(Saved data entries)
※ ※ ※

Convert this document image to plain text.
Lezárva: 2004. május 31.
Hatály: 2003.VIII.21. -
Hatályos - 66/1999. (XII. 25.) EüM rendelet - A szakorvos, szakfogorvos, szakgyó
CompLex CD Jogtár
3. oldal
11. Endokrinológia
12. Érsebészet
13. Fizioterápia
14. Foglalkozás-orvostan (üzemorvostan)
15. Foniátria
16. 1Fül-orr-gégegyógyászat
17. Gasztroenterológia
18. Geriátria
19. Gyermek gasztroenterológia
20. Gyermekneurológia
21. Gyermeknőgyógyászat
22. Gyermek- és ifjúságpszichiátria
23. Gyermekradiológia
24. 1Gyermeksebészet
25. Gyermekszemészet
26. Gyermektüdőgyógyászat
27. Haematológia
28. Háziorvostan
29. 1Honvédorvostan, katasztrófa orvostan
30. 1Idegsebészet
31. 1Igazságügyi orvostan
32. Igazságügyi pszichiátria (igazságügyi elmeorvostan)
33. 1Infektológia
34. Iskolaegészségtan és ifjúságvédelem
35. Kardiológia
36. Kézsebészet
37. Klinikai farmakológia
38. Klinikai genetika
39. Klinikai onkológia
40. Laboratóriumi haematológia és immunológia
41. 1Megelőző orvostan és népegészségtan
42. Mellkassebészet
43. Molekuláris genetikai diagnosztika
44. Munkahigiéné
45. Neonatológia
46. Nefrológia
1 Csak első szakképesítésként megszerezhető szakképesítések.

※ ※ ※

Print the material above once more, exactly.

REPLY TO THE EXERCISE:
Convert this document image to plain text.
Lezárva: 2004. május 31.
Hatály: 2003.VIII.21. -
Hatályos - 66/1999. (XII. 25.) EüM rendelet - A szakorvos, szakfogorvos, szakgyó
CompLex CD Jogtár
3. oldal
11. Endokrinológia
12. Érsebészet
13. Fizioterápia
14. Foglalkozás-orvostan (üzemorvostan)
15. Foniátria
16. 1Fül-orr-gégegyógyászat
17. Gasztroenterológia
18. Geriátria
19. Gyermek gasztroenterológia
20. Gyermekneurológia
21. Gyermeknőgyógyászat
22. Gyermek- és ifjúságpszichiátria
23. Gyermekradiológia
24. 1Gyermeksebészet
25. Gyermekszemészet
26. Gyermektüdőgyógyászat
27. Haematológia
28. Háziorvostan
29. 1Honvédorvostan, katasztrófa orvostan
30. 1Idegsebészet
31. 1Igazságügyi orvostan
32. Igazságügyi pszichiátria (igazságügyi elmeorvostan)
33. 1Infektológia
34. Iskolaegészségtan és ifjúságvédelem
35. Kardiológia
36. Kézsebészet
37. Klinikai farmakológia
38. Klinikai genetika
39. Klinikai onkológia
40. Laboratóriumi haematológia és immunológia
41. 1Megelőző orvostan és népegészségtan
42. Mellkassebészet
43. Molekuláris genetikai diagnosztika
44. Munkahigiéné
45. Neonatológia
46. Nefrológia
1 Csak első szakképesítésként megszerezhető szakképesítések.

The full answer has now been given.